# Texte fourni
═══

Diverses sources ont conclu que la valeur affectée à la bioprospection végétale variait fortement (de 200 dollars à 2 millions de dollars par plante). Ces différences résultent de la probabilité de trouver la plante intéressante parmi de nombreuses autres plantes testées, très variable selon le lieu et les connaissances et moyens d'investigations disponibles. Deuxièmement, des variations de la valeur donnée à une plante conduisant à un médicament ou un produit vendu. Cette valeur varie de 250 000 à 37,5 milliards de dollars (intégrant outre les bénéfices pour l'entreprise de pharmacochimie, des bénéfices sociétaux induits par le nombre de guérison ou l'amélioration des handicaps pour les malades).
3) Le dépôt de brevet
La reconnaissance d’une « invention » constitue la troisième étape. Le droit de propriété intellectuelle, d’inspiration occidentale, offre un titre de propriété dès lors que l’humain a fait preuve de technique pour créer un produit, même si celui-ci est d’origine biologique. Ce droit de propriété est officialisé par l’octroi du brevet : l’entreprise ou la personne « inventrice » devient propriétaire du médicament ou du produit cosmétique créé à partir des ressources biologiques et des savoirs traditionnels associés. À partir d’une plante, librement disponible dans la nature et utilisée depuis des générations par les populations locales, un produit prêt à entrer sur le marché a été créé. Les ressources et le savoir appartiennent en tant que bien immatériel aux populations autochtones mais la fabrication du produit par les industries crée un bien matériel susceptible d’être breveté.
Les entreprises légitiment le dépôt de brevet en arguant de l’investissement du temps passé et de l’argent dépensé pour justifier un dépôt de brevet. Dans cette conception, l’idée d’obtenir un brevet et donc un monopole d’exploitation, sur les seules bases d’une connaissance du système juridique et d’une connaissance scientifique, peut devenir illégitime. La biopiraterie est donc assimilée par ceux qui s'en disent victimes à un pillage de leurs ressources.

═══

# Enregistrements extraits
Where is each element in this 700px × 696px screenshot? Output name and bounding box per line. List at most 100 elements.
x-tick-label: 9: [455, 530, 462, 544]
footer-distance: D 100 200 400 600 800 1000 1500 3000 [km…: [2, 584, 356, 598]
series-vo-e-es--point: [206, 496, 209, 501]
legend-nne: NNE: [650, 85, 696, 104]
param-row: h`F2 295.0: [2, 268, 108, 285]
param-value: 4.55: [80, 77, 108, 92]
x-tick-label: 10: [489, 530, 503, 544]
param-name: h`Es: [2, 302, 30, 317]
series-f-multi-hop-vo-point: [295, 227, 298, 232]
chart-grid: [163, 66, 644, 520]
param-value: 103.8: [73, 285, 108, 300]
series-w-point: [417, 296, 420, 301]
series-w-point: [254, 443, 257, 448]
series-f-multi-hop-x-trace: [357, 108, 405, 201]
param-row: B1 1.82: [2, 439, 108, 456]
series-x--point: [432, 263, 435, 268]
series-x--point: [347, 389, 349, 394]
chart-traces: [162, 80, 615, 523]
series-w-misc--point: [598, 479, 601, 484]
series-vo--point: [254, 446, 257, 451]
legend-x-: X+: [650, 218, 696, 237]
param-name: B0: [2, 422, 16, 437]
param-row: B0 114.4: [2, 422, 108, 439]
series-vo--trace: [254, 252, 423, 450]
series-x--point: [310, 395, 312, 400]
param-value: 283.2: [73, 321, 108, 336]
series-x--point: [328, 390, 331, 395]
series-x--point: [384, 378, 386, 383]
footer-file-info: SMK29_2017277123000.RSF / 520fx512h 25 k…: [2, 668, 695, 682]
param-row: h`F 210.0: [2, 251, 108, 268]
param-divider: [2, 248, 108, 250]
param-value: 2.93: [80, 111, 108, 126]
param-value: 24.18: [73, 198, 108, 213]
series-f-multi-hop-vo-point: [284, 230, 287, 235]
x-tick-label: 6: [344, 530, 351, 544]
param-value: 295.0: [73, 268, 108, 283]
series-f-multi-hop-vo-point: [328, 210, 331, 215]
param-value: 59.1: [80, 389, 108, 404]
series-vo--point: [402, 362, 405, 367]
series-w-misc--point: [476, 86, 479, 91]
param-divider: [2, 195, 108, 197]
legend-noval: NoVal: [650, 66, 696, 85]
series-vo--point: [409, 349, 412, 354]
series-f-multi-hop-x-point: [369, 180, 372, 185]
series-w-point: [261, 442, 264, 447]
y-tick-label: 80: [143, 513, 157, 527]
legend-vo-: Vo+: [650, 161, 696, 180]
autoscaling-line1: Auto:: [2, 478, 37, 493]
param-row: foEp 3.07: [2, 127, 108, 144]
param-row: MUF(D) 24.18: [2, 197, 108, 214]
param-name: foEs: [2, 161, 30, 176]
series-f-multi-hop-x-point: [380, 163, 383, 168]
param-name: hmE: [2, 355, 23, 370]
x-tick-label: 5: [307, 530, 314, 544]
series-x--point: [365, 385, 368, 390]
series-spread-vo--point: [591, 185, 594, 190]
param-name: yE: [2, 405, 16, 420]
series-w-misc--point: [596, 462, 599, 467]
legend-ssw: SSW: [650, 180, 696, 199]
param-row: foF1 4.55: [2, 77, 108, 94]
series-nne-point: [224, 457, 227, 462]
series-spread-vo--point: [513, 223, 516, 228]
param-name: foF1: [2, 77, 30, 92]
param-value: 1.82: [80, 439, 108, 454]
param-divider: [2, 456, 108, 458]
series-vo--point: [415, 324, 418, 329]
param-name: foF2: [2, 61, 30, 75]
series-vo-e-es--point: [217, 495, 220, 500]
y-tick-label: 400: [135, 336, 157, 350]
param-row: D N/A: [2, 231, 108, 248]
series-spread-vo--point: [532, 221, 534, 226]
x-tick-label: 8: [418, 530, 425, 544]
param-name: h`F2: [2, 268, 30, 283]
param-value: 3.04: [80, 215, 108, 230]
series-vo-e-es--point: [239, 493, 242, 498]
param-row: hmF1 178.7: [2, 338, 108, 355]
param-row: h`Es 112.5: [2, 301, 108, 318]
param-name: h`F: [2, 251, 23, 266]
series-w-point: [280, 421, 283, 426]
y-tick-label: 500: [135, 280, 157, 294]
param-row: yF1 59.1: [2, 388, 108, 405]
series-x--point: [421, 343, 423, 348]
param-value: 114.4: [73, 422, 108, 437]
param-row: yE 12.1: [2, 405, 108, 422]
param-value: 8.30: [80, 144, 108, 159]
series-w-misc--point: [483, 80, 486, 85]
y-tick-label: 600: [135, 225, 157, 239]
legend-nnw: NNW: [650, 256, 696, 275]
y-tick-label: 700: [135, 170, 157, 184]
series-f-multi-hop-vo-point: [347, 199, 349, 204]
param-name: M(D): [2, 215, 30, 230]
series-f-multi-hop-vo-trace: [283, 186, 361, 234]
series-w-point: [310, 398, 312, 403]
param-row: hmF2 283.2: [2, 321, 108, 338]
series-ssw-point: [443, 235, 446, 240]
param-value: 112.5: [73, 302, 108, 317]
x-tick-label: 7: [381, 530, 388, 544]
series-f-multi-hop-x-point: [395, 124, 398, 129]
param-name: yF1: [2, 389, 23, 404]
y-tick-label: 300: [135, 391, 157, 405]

═══

# Travail demandé
1/ Recopiez le passage du texte sur la biopiraterie qui va de « Les entreprises légitiment » jusqu'à « de leurs ressources. » inclus.
2/ Poursuivez le texte sur la biopiraterie après sa dernière phrase.

# Réponses de l'exercice
1/
Les entreprises légitiment le dépôt de brevet en arguant de l’investissement du temps passé et de l’argent dépensé pour justifier un dépôt de brevet. Dans cette conception, l’idée d’obtenir un brevet et donc un monopole d’exploitation, sur les seules bases d’une connaissance du système juridique et d’une connaissance scientifique, peut devenir illégitime. La biopiraterie est donc assimilée par ceux qui s'en disent victimes à un pillage de leurs ressources.

2/
En effet, il est acquis que la sagesse, pour ne pas dire la science de certaines populations locales en matière d'agriculture ou de pharmacopée a contribué à préserver voire améliorer la diversité biologique de notre environnement planétaire et ce, depuis des siècles. Il n'est donc pas équitable que des personnes utilisent des espèces autochtones de plantes à des fins exclusivement commerciales sans que ceux qui sont à l'origine de la diversité de ces plantes ne voient leurs apports ou leur travail reconnus, quelle que soit la forme de reconnaissance (COSTES C, La biopiraterie, les savoirs traditionnels et le droit, IKEWAN n°67 fevrier-mars-avril 2008).
La lutte contre la biopiraterie représente donc un défi important à relever. En effet, les ONG qui combattent la biopiraterie soulignent le côté immoral et abusif du droit de propriété revendiqué par des entreprises lorsque celui-ci s'appuie, sans leur accord et sans rémunération adéquate, sur les connaissances traditionnelles développées par les peuples locaux. Les industries agroalimentaires, cosmétiques et pharmaceutiques ont compris la valeur de ces connaissances, et le temps qu'elles pouvaient gagner en recherche et développement en puisant dans ces dernières. Certaines entreprises en cause affirment que les pays eux-mêmes sont coupables de piraterie. Ils prétendent que les pays du Sud n'ont pas de loi adéquate et efficace sur la propriété intellectuelle, et affirment perdre des millions de dollars chaque année à cause du viol de brevets.